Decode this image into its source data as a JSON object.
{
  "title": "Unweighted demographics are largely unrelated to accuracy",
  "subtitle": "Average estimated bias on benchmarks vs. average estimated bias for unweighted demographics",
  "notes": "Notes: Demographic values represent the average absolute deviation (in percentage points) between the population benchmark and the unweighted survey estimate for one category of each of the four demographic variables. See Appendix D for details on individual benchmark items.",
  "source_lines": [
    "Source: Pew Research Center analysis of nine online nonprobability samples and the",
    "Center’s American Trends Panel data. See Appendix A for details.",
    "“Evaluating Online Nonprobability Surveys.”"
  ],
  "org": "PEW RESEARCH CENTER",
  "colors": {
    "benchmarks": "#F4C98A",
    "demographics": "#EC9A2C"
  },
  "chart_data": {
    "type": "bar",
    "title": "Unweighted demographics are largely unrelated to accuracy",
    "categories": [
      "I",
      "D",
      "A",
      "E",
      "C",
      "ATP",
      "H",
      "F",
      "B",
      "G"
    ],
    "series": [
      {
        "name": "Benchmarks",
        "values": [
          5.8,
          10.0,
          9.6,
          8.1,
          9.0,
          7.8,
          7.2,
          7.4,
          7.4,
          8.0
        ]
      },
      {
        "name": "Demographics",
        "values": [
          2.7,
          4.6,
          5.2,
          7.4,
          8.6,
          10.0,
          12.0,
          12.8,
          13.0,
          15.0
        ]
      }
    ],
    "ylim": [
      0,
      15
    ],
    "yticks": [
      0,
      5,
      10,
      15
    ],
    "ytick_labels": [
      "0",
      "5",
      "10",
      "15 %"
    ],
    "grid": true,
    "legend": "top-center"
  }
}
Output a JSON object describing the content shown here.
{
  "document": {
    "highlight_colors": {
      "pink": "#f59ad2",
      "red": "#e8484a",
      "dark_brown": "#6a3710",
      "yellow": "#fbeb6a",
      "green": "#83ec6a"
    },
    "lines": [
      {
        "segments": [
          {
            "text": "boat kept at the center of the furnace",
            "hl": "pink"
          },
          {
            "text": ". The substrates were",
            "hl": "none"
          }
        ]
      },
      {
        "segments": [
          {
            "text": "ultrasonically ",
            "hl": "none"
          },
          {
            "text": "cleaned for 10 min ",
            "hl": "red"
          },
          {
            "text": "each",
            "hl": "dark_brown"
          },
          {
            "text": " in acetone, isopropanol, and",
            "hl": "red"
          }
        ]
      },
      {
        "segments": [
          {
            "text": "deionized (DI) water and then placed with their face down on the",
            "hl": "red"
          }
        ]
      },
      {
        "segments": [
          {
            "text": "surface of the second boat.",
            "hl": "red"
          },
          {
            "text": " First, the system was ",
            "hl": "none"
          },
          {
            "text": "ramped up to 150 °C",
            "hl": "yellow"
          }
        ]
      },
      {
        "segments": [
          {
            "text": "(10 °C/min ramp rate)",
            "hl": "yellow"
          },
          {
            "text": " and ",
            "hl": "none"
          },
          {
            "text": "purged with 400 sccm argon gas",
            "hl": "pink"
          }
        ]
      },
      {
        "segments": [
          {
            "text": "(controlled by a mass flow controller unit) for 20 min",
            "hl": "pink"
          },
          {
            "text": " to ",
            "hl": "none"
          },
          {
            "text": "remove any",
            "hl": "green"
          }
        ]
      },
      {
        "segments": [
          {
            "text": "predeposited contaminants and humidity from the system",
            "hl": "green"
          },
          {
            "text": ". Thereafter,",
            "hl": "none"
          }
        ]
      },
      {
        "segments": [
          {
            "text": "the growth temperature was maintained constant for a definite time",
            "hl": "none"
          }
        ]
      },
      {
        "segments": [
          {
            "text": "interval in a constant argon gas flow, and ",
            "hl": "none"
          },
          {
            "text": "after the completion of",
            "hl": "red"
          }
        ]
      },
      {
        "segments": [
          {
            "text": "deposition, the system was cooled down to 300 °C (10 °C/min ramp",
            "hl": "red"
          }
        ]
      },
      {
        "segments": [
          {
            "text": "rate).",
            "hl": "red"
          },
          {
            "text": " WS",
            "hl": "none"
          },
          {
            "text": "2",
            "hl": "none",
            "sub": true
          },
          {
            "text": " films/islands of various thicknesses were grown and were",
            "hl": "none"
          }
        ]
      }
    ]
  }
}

+ + + + +

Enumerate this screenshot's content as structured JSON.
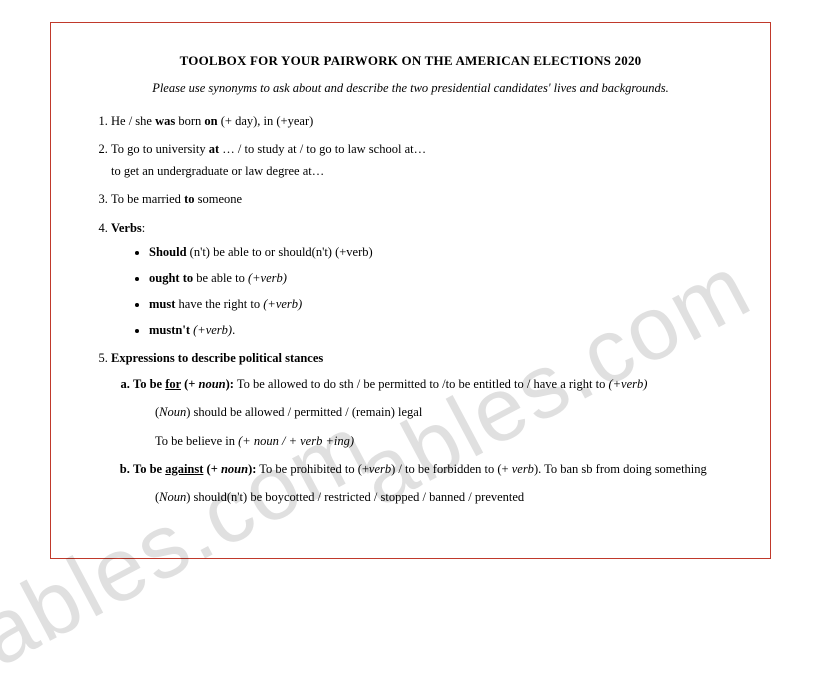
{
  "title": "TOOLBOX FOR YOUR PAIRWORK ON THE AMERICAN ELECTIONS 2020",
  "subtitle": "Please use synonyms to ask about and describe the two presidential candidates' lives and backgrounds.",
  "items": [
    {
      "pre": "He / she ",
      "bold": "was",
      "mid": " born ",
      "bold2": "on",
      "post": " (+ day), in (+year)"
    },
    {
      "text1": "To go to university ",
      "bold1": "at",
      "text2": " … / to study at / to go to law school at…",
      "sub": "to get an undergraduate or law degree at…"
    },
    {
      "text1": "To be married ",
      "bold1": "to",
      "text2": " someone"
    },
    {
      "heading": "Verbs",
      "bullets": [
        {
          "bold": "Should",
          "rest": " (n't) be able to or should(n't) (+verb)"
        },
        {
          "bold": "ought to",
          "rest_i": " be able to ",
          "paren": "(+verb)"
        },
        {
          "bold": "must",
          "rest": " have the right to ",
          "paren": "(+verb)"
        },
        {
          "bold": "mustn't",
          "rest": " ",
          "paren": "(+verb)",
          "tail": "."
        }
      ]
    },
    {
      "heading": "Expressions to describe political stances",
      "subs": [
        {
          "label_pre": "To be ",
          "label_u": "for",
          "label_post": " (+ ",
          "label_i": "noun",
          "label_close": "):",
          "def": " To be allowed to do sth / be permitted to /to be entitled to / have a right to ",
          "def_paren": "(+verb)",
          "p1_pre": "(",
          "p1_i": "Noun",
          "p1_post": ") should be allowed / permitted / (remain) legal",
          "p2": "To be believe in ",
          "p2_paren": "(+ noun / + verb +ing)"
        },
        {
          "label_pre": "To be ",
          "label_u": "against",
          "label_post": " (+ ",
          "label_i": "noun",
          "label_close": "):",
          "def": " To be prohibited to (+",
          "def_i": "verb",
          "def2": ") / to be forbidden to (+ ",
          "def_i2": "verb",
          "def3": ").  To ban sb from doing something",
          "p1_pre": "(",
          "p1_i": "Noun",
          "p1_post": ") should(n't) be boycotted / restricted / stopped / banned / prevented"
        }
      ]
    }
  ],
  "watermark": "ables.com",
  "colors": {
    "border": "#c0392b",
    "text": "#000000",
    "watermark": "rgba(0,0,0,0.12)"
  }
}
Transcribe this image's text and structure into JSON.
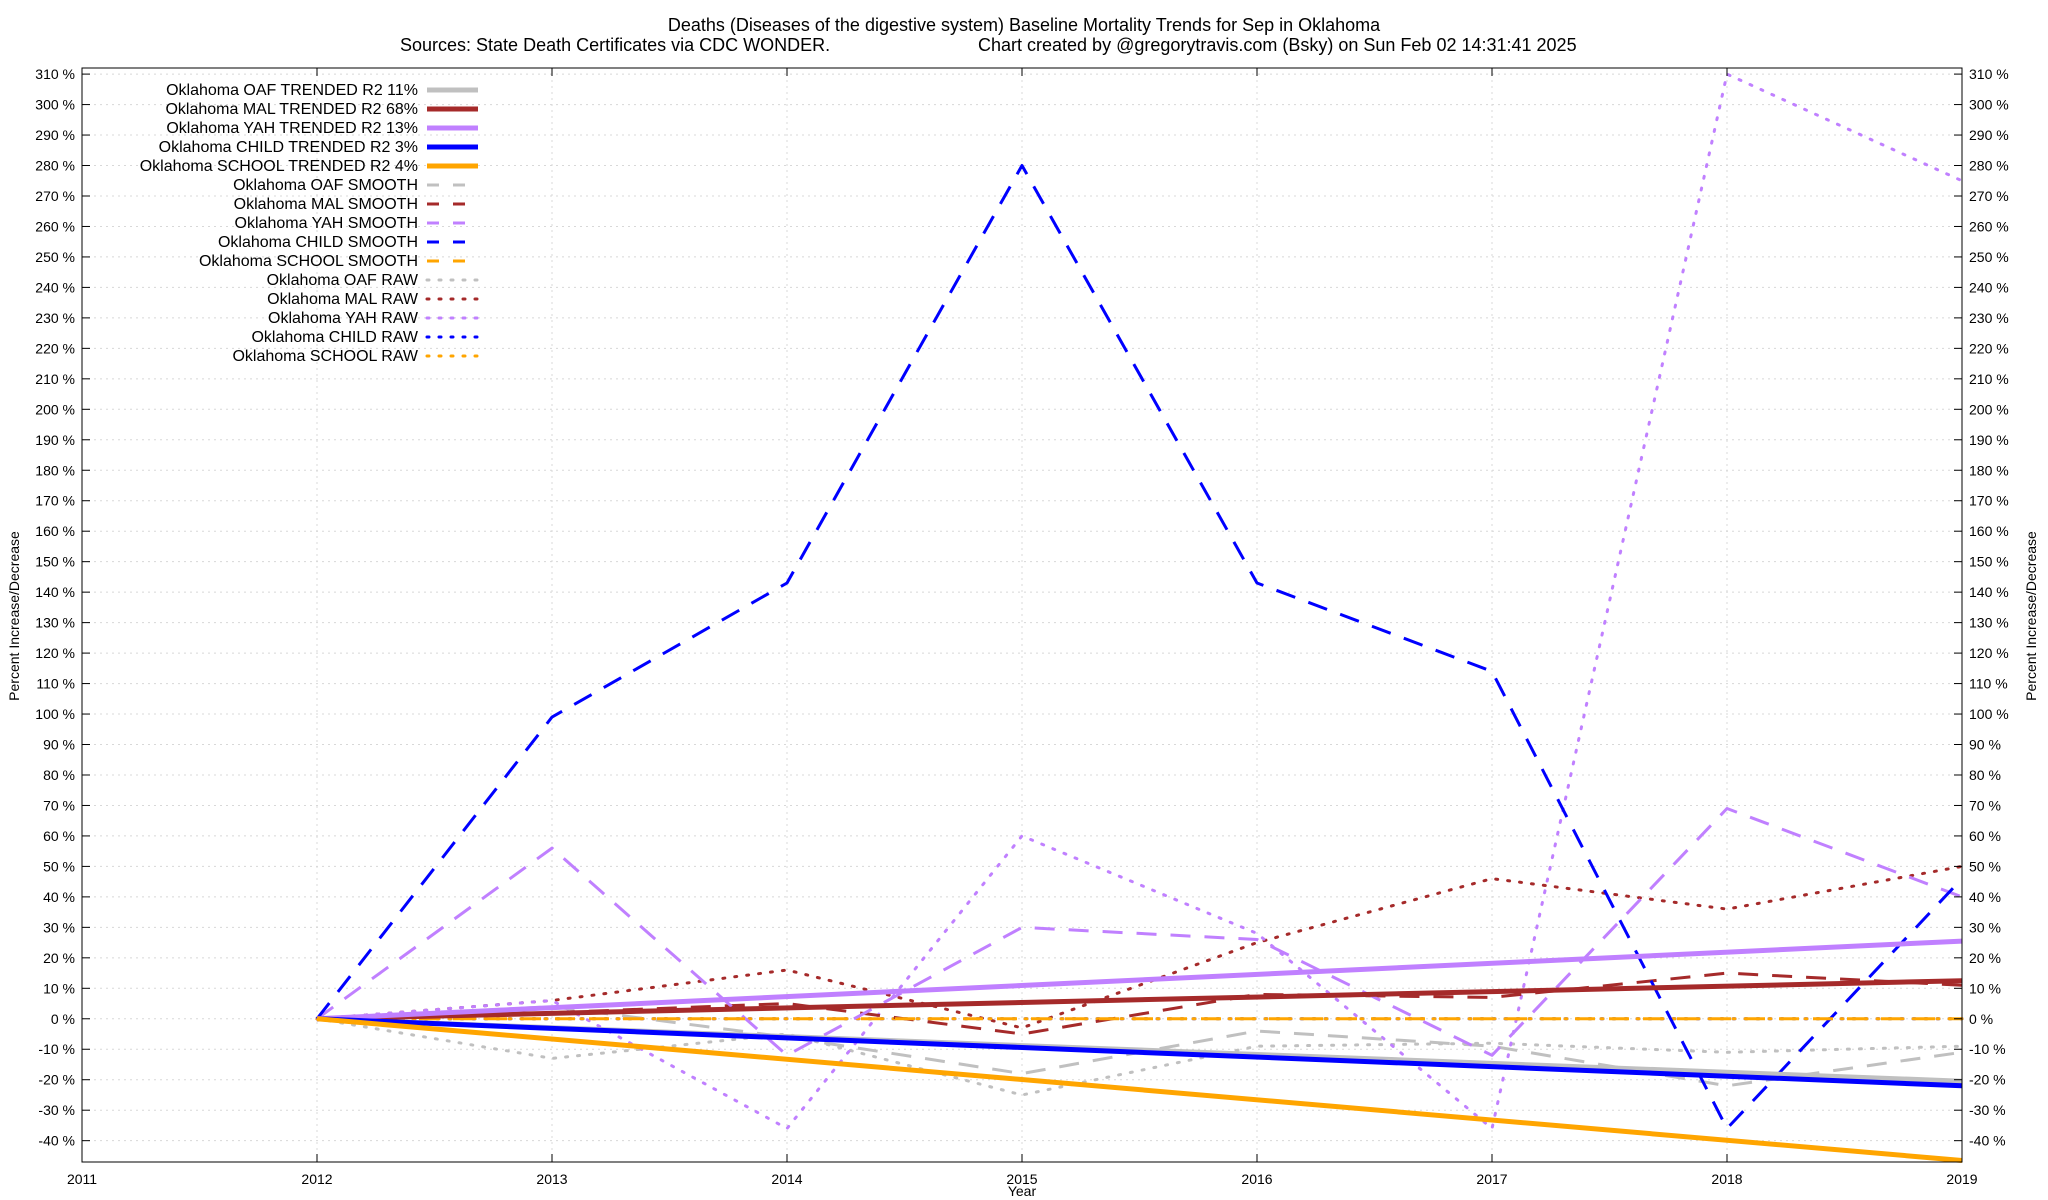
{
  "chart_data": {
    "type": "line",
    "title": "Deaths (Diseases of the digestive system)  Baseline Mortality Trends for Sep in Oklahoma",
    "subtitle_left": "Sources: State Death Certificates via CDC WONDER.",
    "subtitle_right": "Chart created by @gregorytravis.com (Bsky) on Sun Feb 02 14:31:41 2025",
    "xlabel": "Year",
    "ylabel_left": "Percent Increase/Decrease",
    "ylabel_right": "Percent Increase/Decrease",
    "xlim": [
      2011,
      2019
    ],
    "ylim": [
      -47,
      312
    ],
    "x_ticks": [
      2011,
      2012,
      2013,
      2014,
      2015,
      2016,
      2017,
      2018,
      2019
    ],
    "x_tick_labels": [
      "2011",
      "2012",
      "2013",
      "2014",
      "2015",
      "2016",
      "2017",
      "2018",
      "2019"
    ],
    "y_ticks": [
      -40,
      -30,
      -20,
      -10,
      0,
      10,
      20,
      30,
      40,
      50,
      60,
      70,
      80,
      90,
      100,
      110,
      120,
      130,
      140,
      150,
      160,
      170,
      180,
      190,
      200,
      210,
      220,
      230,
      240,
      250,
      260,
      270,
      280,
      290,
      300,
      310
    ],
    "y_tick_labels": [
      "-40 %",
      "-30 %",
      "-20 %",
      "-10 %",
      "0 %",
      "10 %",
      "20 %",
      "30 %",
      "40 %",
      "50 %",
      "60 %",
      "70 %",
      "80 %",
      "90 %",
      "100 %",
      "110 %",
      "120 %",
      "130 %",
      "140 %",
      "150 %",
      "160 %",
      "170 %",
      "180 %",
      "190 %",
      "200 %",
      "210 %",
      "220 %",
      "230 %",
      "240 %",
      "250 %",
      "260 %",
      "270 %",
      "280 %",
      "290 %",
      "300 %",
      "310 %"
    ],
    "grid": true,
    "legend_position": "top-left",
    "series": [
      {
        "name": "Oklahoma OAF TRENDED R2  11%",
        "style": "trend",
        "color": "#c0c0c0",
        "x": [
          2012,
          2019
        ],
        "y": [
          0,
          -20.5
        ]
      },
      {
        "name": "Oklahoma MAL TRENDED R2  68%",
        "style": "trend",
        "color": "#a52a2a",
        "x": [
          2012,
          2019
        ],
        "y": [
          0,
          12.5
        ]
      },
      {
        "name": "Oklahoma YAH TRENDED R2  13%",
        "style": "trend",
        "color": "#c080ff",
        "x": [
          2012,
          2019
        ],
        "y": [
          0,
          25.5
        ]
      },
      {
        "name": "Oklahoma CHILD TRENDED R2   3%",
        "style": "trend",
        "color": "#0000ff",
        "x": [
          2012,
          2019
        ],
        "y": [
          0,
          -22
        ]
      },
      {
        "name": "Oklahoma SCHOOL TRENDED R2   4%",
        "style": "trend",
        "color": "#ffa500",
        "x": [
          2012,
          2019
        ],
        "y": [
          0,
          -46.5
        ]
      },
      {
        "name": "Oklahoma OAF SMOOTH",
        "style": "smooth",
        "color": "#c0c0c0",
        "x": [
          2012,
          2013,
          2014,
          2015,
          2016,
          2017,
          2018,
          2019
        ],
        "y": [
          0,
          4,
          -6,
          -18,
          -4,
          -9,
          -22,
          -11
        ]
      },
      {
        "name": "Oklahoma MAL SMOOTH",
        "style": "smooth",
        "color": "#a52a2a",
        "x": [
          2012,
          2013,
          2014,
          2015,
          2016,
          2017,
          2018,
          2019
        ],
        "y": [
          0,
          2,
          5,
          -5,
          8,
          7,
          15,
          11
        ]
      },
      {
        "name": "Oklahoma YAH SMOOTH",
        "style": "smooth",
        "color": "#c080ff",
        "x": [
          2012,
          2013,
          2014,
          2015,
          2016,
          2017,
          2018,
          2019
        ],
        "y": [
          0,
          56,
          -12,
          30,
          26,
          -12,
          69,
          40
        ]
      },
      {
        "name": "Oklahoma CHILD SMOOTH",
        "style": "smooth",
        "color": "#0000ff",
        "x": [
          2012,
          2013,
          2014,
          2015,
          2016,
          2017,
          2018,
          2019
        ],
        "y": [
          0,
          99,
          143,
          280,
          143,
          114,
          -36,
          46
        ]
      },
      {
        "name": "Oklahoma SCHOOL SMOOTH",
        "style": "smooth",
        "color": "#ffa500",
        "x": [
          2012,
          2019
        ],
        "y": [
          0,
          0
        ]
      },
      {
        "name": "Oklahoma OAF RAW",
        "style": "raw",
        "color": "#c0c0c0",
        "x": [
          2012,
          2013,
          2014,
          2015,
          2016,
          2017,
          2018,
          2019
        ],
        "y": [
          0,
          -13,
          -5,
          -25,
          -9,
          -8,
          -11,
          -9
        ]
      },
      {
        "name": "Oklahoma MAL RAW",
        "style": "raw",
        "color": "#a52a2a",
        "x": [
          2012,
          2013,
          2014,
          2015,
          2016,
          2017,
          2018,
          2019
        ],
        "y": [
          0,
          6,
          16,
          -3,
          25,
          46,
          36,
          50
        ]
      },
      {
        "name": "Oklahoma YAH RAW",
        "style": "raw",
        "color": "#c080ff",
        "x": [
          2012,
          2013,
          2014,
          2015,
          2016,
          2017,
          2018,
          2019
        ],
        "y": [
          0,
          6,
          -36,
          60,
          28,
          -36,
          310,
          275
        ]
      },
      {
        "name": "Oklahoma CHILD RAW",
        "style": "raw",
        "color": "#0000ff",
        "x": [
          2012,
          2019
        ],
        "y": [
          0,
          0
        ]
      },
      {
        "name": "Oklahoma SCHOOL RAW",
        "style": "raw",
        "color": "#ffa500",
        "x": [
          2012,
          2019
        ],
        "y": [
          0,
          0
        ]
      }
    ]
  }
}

+ + + + +

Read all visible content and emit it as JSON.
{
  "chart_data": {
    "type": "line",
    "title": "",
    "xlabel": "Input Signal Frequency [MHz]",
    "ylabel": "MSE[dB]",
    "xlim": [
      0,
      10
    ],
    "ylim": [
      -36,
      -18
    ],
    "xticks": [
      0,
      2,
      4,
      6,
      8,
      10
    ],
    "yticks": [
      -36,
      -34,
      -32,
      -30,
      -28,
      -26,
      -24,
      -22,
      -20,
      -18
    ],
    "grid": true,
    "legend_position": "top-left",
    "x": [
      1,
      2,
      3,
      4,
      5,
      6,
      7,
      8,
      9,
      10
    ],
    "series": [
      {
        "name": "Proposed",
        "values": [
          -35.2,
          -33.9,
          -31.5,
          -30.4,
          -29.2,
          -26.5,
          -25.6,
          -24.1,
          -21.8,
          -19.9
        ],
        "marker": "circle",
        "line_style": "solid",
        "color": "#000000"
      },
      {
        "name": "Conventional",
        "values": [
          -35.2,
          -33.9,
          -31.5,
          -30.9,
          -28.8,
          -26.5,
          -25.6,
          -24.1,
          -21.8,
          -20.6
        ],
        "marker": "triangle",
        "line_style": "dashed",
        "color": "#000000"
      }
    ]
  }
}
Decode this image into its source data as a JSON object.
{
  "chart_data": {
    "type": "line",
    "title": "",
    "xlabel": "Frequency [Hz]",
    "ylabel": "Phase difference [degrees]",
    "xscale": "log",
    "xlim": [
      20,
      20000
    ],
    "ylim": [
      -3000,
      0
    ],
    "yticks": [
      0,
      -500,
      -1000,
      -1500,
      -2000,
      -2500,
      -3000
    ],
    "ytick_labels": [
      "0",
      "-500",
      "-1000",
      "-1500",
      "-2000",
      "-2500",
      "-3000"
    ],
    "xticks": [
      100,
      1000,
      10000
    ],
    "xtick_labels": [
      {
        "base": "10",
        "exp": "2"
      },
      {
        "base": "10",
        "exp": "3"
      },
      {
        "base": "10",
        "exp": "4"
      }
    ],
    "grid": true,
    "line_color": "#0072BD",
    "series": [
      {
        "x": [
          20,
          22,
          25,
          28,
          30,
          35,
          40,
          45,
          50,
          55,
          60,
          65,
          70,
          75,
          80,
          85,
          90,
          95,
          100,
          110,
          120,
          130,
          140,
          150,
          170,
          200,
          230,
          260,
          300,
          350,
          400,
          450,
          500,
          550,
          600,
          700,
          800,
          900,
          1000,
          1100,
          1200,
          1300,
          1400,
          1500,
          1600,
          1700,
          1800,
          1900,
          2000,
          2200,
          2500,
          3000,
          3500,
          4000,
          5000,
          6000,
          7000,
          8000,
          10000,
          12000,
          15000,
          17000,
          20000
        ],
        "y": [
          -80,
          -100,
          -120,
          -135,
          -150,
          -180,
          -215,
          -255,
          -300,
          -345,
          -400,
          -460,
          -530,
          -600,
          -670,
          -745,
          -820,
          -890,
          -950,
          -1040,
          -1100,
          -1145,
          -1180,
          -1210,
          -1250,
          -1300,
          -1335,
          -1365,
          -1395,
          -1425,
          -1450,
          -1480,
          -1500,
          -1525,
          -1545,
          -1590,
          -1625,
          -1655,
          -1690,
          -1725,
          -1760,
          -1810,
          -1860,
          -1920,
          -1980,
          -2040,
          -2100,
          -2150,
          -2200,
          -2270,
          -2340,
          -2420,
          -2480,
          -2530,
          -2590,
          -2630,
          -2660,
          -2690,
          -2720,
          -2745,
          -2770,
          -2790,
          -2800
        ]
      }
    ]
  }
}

+ + + + +

- _PROBLEM_
Extract each line holding the word "have" from the records.

- _SOLUTION TO THIS EXERCISE_
          "rest": " have the right to ",
          "def": " To be allowed to do sth / be permitted to /to be entitled to / have a right to ",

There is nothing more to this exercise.